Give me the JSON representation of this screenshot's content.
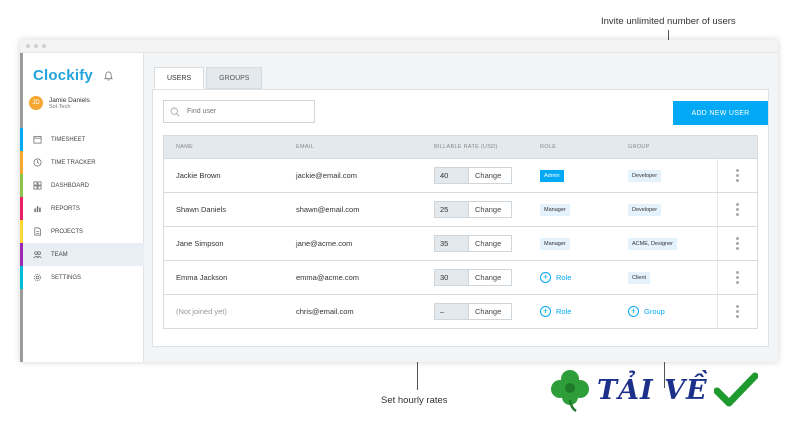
{
  "annotations": {
    "top": "Invite unlimited number of users",
    "bottom": "Set hourly rates"
  },
  "app": {
    "logo": "Clockify"
  },
  "user": {
    "initials": "JD",
    "name": "Jamie Daniels",
    "org": "Sol-Tech"
  },
  "sidebar": {
    "items": [
      {
        "label": "TIMESHEET",
        "icon": "timesheet-icon",
        "accent": "#03a9f4"
      },
      {
        "label": "TIME TRACKER",
        "icon": "clock-icon",
        "accent": "#f4a731"
      },
      {
        "label": "DASHBOARD",
        "icon": "dashboard-icon",
        "accent": "#8bc34a"
      },
      {
        "label": "REPORTS",
        "icon": "reports-icon",
        "accent": "#e91e63"
      },
      {
        "label": "PROJECTS",
        "icon": "projects-icon",
        "accent": "#fdd835"
      },
      {
        "label": "TEAM",
        "icon": "team-icon",
        "accent": "#9c27b0"
      },
      {
        "label": "SETTINGS",
        "icon": "settings-icon",
        "accent": "#00bcd4"
      }
    ]
  },
  "tabs": [
    {
      "label": "USERS"
    },
    {
      "label": "GROUPS"
    }
  ],
  "search": {
    "placeholder": "Find user"
  },
  "add_user_label": "ADD NEW USER",
  "table": {
    "headers": [
      "NAME",
      "EMAIL",
      "BILLABLE RATE (USD)",
      "ROLE",
      "GROUP"
    ],
    "change_label": "Change",
    "role_add_label": "Role",
    "group_add_label": "Group",
    "rows": [
      {
        "name": "Jackie Brown",
        "email": "jackie@email.com",
        "rate": "40",
        "role": "Admin",
        "group": "Developer"
      },
      {
        "name": "Shawn Daniels",
        "email": "shawn@email.com",
        "rate": "25",
        "role": "Manager",
        "group": "Developer"
      },
      {
        "name": "Jane Simpson",
        "email": "jane@acme.com",
        "rate": "35",
        "role": "Manager",
        "group": "ACME, Designer"
      },
      {
        "name": "Emma Jackson",
        "email": "emma@acme.com",
        "rate": "30",
        "role": "",
        "group": "Client"
      },
      {
        "name": "(Not joined yet)",
        "email": "chris@email.com",
        "rate": "–",
        "role": "",
        "group": ""
      }
    ]
  },
  "watermark": {
    "text": "TẢI VỀ"
  },
  "colors": {
    "brand": "#03a9f4",
    "logo": "#21a4db",
    "table_header_bg": "#e4e9ed"
  }
}
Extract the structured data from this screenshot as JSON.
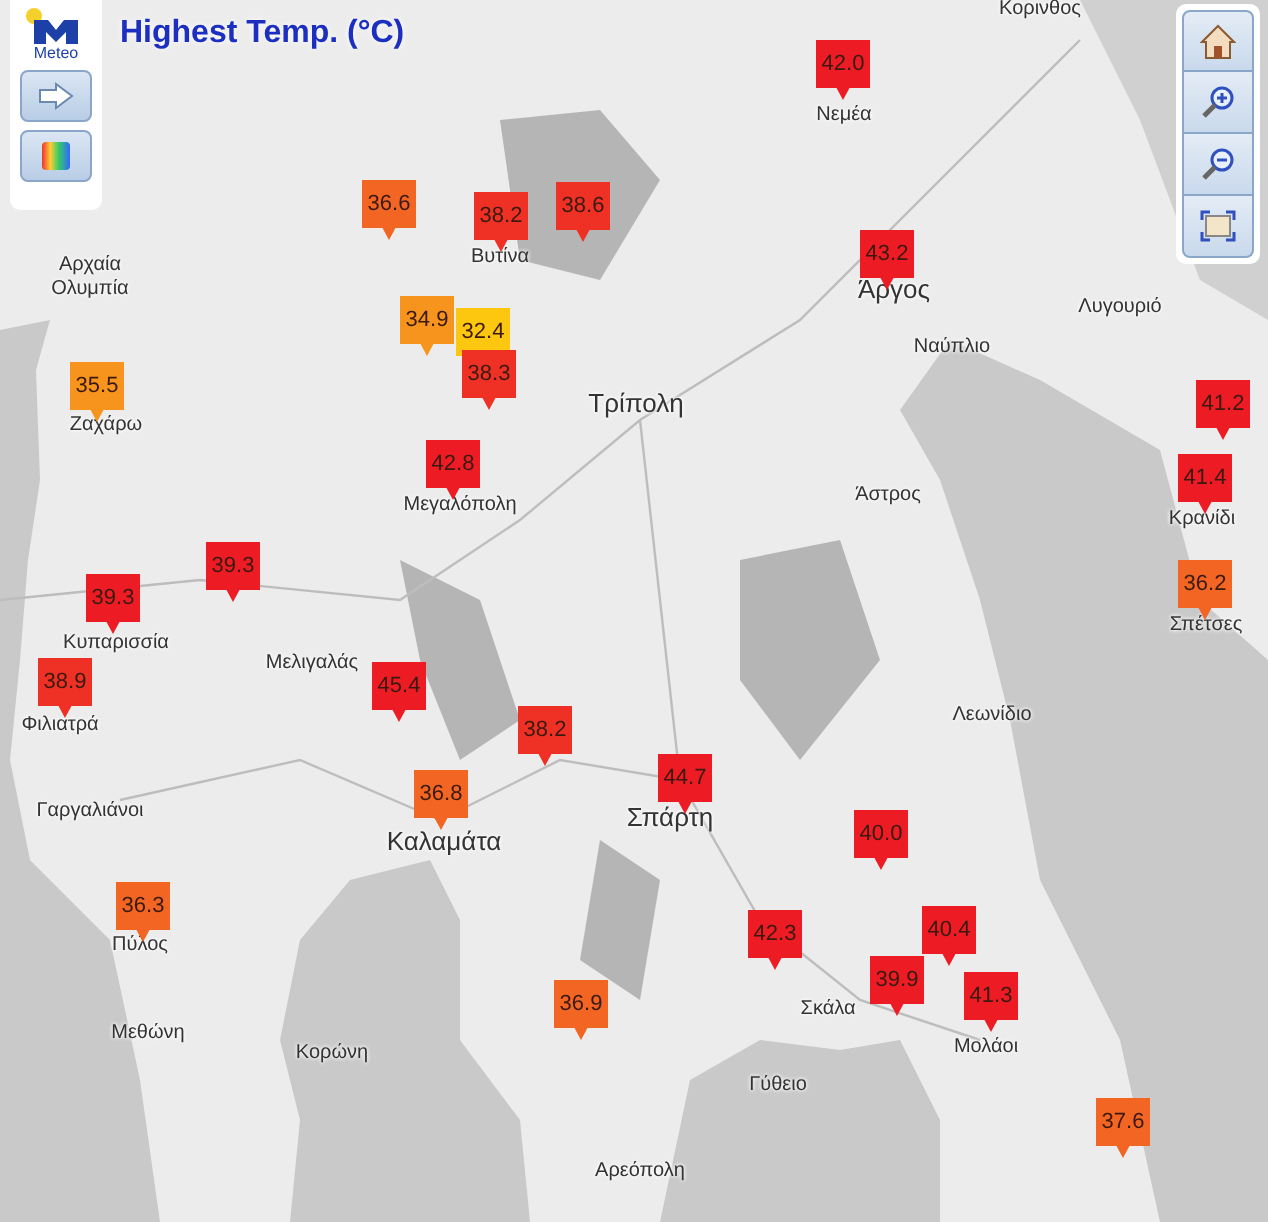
{
  "title": "Highest Temp. (°C)",
  "logo": {
    "text": "Meteo"
  },
  "places": [
    {
      "name": "Κορινθος"
    },
    {
      "name": "Νεμέα"
    },
    {
      "name": "Αρχαία Ολυμπία"
    },
    {
      "name": "Βυτίνα"
    },
    {
      "name": "Άργος"
    },
    {
      "name": "Λυγουριό"
    },
    {
      "name": "Ναύπλιο"
    },
    {
      "name": "Τρίπολη"
    },
    {
      "name": "Ζαχάρω"
    },
    {
      "name": "Μεγαλόπολη"
    },
    {
      "name": "Άστρος"
    },
    {
      "name": "Κρανίδι"
    },
    {
      "name": "Κυπαρισσία"
    },
    {
      "name": "Σπέτσες"
    },
    {
      "name": "Μελιγαλάς"
    },
    {
      "name": "Λεωνίδιο"
    },
    {
      "name": "Φιλιατρά"
    },
    {
      "name": "Σπάρτη"
    },
    {
      "name": "Γαργαλιάνοι"
    },
    {
      "name": "Καλαμάτα"
    },
    {
      "name": "Πύλος"
    },
    {
      "name": "Σκάλα"
    },
    {
      "name": "Μολάοι"
    },
    {
      "name": "Μεθώνη"
    },
    {
      "name": "Κορώνη"
    },
    {
      "name": "Γύθειο"
    },
    {
      "name": "Αρεόπολη"
    }
  ],
  "markers": [
    {
      "value": "36.6",
      "color": "#f26522"
    },
    {
      "value": "38.2",
      "color": "#ee3124"
    },
    {
      "value": "38.6",
      "color": "#ee3124"
    },
    {
      "value": "42.0",
      "color": "#ed1c24"
    },
    {
      "value": "43.2",
      "color": "#ed1c24"
    },
    {
      "value": "34.9",
      "color": "#f7941d"
    },
    {
      "value": "32.4",
      "color": "#fdc70f"
    },
    {
      "value": "38.3",
      "color": "#ee3124"
    },
    {
      "value": "35.5",
      "color": "#f7941d"
    },
    {
      "value": "41.2",
      "color": "#ed1c24"
    },
    {
      "value": "42.8",
      "color": "#ed1c24"
    },
    {
      "value": "41.4",
      "color": "#ed1c24"
    },
    {
      "value": "39.3",
      "color": "#ed1c24"
    },
    {
      "value": "39.3",
      "color": "#ed1c24"
    },
    {
      "value": "36.2",
      "color": "#f26522"
    },
    {
      "value": "38.9",
      "color": "#ee3124"
    },
    {
      "value": "45.4",
      "color": "#ed1c24"
    },
    {
      "value": "38.2",
      "color": "#ee3124"
    },
    {
      "value": "44.7",
      "color": "#ed1c24"
    },
    {
      "value": "36.8",
      "color": "#f26522"
    },
    {
      "value": "40.0",
      "color": "#ed1c24"
    },
    {
      "value": "36.3",
      "color": "#f26522"
    },
    {
      "value": "42.3",
      "color": "#ed1c24"
    },
    {
      "value": "40.4",
      "color": "#ed1c24"
    },
    {
      "value": "39.9",
      "color": "#ed1c24"
    },
    {
      "value": "41.3",
      "color": "#ed1c24"
    },
    {
      "value": "36.9",
      "color": "#f26522"
    },
    {
      "value": "37.6",
      "color": "#f26522"
    }
  ]
}
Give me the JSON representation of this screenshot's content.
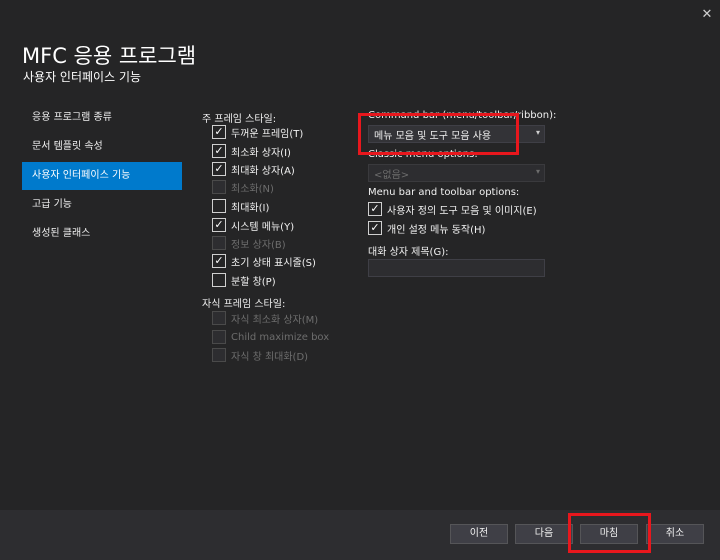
{
  "window": {
    "close_glyph": "✕"
  },
  "header": {
    "title": "MFC 응용 프로그램",
    "subtitle": "사용자 인터페이스 기능"
  },
  "sidebar": {
    "items": [
      {
        "label": "응용 프로그램 종류",
        "active": false
      },
      {
        "label": "문서 템플릿 속성",
        "active": false
      },
      {
        "label": "사용자 인터페이스 기능",
        "active": true
      },
      {
        "label": "고급 기능",
        "active": false
      },
      {
        "label": "생성된 클래스",
        "active": false
      }
    ]
  },
  "main_frame": {
    "label": "주 프레임 스타일:",
    "options": [
      {
        "label": "두꺼운 프레임(T)",
        "checked": true,
        "enabled": true
      },
      {
        "label": "최소화 상자(I)",
        "checked": true,
        "enabled": true
      },
      {
        "label": "최대화 상자(A)",
        "checked": true,
        "enabled": true
      },
      {
        "label": "최소화(N)",
        "checked": false,
        "enabled": false
      },
      {
        "label": "최대화(I)",
        "checked": false,
        "enabled": true
      },
      {
        "label": "시스템 메뉴(Y)",
        "checked": true,
        "enabled": true
      },
      {
        "label": "정보 상자(B)",
        "checked": false,
        "enabled": false
      },
      {
        "label": "초기 상태 표시줄(S)",
        "checked": true,
        "enabled": true
      },
      {
        "label": "분할 창(P)",
        "checked": false,
        "enabled": true
      }
    ]
  },
  "child_frame": {
    "label": "자식 프레임 스타일:",
    "options": [
      {
        "label": "자식 최소화 상자(M)",
        "checked": false,
        "enabled": false
      },
      {
        "label": "Child maximize box",
        "checked": false,
        "enabled": false
      },
      {
        "label": "자식 창 최대화(D)",
        "checked": false,
        "enabled": false
      }
    ]
  },
  "command_bar": {
    "label": "Command bar (menu/toolbar/ribbon):",
    "value": "메뉴 모음 및 도구 모음 사용"
  },
  "classic_menu": {
    "label": "Classic menu options:",
    "value": "<없음>"
  },
  "menu_toolbar": {
    "label": "Menu bar and toolbar options:",
    "options": [
      {
        "label": "사용자 정의 도구 모음 및 이미지(E)",
        "checked": true
      },
      {
        "label": "개인 설정 메뉴 동작(H)",
        "checked": true
      }
    ]
  },
  "dialog_caption": {
    "label": "대화 상자 제목(G):",
    "value": ""
  },
  "footer": {
    "prev_label": "이전",
    "next_label": "다음",
    "finish_label": "마침",
    "cancel_label": "취소"
  },
  "colors": {
    "background": "#252526",
    "accent": "#007acc",
    "highlight": "#e8171d"
  },
  "glyphs": {
    "check": "✓",
    "dropdown": "▾"
  }
}
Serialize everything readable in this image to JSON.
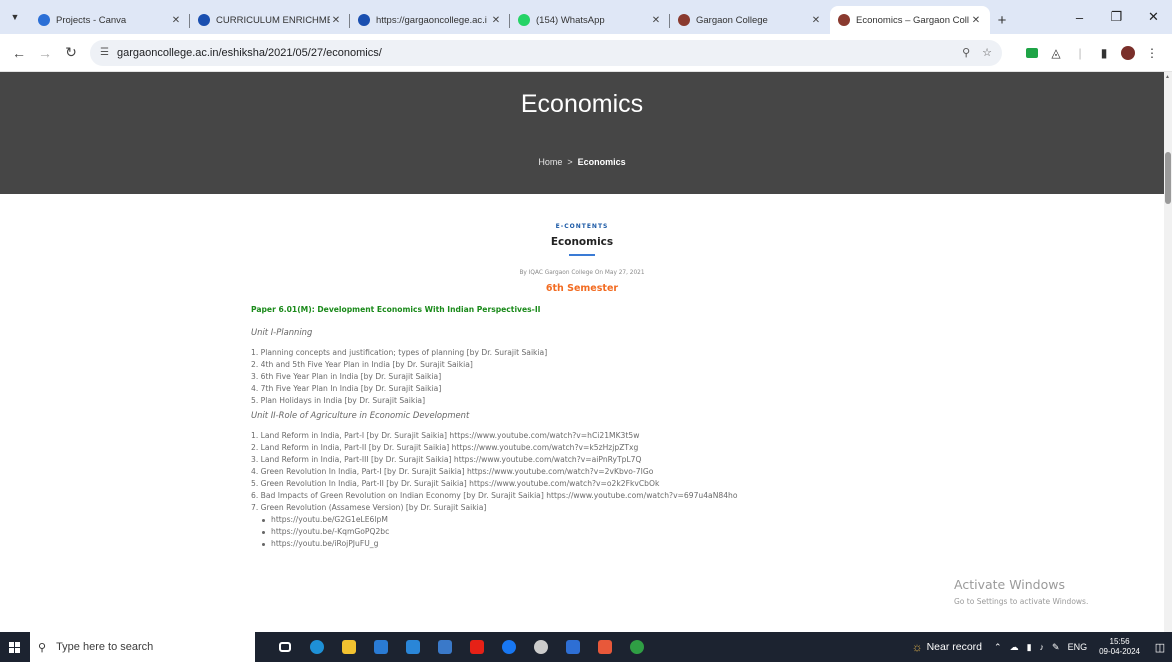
{
  "browser": {
    "tabs": [
      {
        "title": "Projects - Canva",
        "icon": "canva-icon",
        "color": "#2b6fd6",
        "active": false
      },
      {
        "title": "CURRICULUM ENRICHMEN",
        "icon": "globe-icon",
        "color": "#1a4fb0",
        "active": false
      },
      {
        "title": "https://gargaoncollege.ac.i",
        "icon": "globe-icon",
        "color": "#1a4fb0",
        "active": false
      },
      {
        "title": "(154) WhatsApp",
        "icon": "whatsapp-icon",
        "color": "#25d366",
        "active": false
      },
      {
        "title": "Gargaon College",
        "icon": "college-logo-icon",
        "color": "#8a3a2f",
        "active": false
      },
      {
        "title": "Economics – Gargaon Coll",
        "icon": "college-logo-icon",
        "color": "#8a3a2f",
        "active": true
      }
    ],
    "url": "gargaoncollege.ac.in/eshiksha/2021/05/27/economics/"
  },
  "page": {
    "hero_title": "Economics",
    "breadcrumb": {
      "home": "Home",
      "separator": ">",
      "current": "Economics"
    },
    "category": "E-CONTENTS",
    "post_title": "Economics",
    "meta": "By IQAC Gargaon College  On May 27, 2021",
    "semester": "6th Semester",
    "paper": "Paper 6.01(M): Development Economics With Indian Perspectives-II",
    "unit1": {
      "heading": "Unit I-Planning",
      "items": [
        "1. Planning concepts and justification; types of planning [by Dr. Surajit Saikia]",
        "2. 4th and 5th Five Year Plan in India [by Dr. Surajit Saikia]",
        "3. 6th Five Year Plan in India [by Dr. Surajit Saikia]",
        "4. 7th Five Year Plan In India [by Dr. Surajit Saikia]",
        "5. Plan Holidays in India [by Dr. Surajit Saikia]"
      ]
    },
    "unit2": {
      "heading": "Unit II-Role of Agriculture in Economic Development",
      "items": [
        "1. Land Reform in India, Part-I [by Dr. Surajit Saikia] https://www.youtube.com/watch?v=hCi21MK3t5w",
        "2. Land Reform in India, Part-II [by Dr. Surajit Saikia]  https://www.youtube.com/watch?v=k5zHzjpZTxg",
        "3. Land Reform in India, Part-III [by Dr. Surajit Saikia] https://www.youtube.com/watch?v=aiPnRyTpL7Q",
        "4. Green Revolution In India, Part-I [by Dr. Surajit Saikia] https://www.youtube.com/watch?v=2vKbvo-7IGo",
        "5. Green Revolution In India, Part-II [by Dr. Surajit Saikia] https://www.youtube.com/watch?v=o2k2FkvCbOk",
        "6. Bad Impacts of Green Revolution on Indian Economy [by Dr. Surajit Saikia] https://www.youtube.com/watch?v=697u4aN84ho",
        "7. Green Revolution (Assamese Version) [by Dr. Surajit Saikia]"
      ],
      "links": [
        "https://youtu.be/G2G1eLE6lpM",
        "https://youtu.be/-KqmGoPQ2bc",
        "https://youtu.be/iRojPJuFU_g"
      ]
    },
    "watermark": {
      "title": "Activate Windows",
      "subtitle": "Go to Settings to activate Windows."
    }
  },
  "taskbar": {
    "search_placeholder": "Type here to search",
    "apps": [
      {
        "name": "task-view-icon",
        "color": "#ffffff"
      },
      {
        "name": "edge-icon",
        "color": "#1e90d6"
      },
      {
        "name": "file-explorer-icon",
        "color": "#f2c230"
      },
      {
        "name": "store-icon",
        "color": "#2a7bd4"
      },
      {
        "name": "mail-icon",
        "color": "#2a86d8"
      },
      {
        "name": "calculator-icon",
        "color": "#3a79c9"
      },
      {
        "name": "youtube-icon",
        "color": "#e62117"
      },
      {
        "name": "facebook-icon",
        "color": "#1877f2"
      },
      {
        "name": "settings-icon",
        "color": "#cccccc"
      },
      {
        "name": "photos-icon",
        "color": "#2e6fd4"
      },
      {
        "name": "snipping-tool-icon",
        "color": "#e8583a"
      },
      {
        "name": "chrome-icon",
        "color": "#2f9e44"
      }
    ],
    "weather": "Near record",
    "language": "ENG",
    "time": "15:56",
    "date": "09-04-2024"
  }
}
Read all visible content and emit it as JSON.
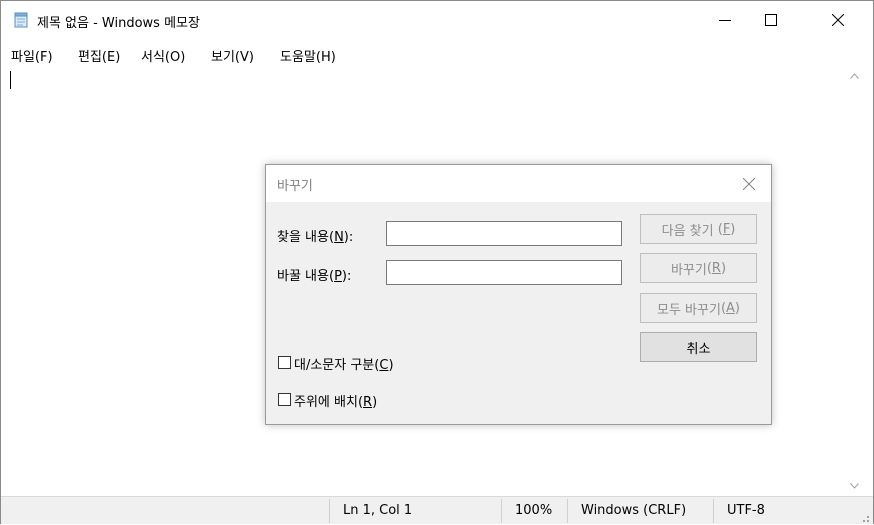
{
  "window": {
    "title": "제목 없음 - Windows 메모장",
    "minimize_symbol": "—",
    "maximize_symbol": "☐",
    "close_symbol": "✕"
  },
  "menu": {
    "items": [
      "파일(F)",
      "편집(E)",
      "서식(O)",
      "보기(V)",
      "도움말(H)"
    ]
  },
  "editor": {
    "content": ""
  },
  "statusbar": {
    "position": "Ln 1, Col 1",
    "zoom": "100%",
    "line_ending": "Windows (CRLF)",
    "encoding": "UTF-8"
  },
  "dialog": {
    "title": "바꾸기",
    "close_symbol": "✕",
    "find_label": "찾을 내용",
    "find_key": "N",
    "replace_label": "바꿀 내용",
    "replace_key": "P",
    "find_value": "",
    "replace_value": "",
    "find_next_label": "다음 찾기",
    "find_next_key": "F",
    "replace_label_btn": "바꾸기",
    "replace_key_btn": "R",
    "replace_all_label": "모두 바꾸기",
    "replace_all_key": "A",
    "cancel_label": "취소",
    "match_case_label": "대/소문자 구분",
    "match_case_key": "C",
    "match_case_checked": false,
    "wrap_label": "주위에 배치",
    "wrap_key": "R",
    "wrap_checked": false
  }
}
########
Task directions:
Pull every line containing the word "search" out of the material and copy it.

Task solution:
  "search": {
    "search_placeholder": "Type here to search",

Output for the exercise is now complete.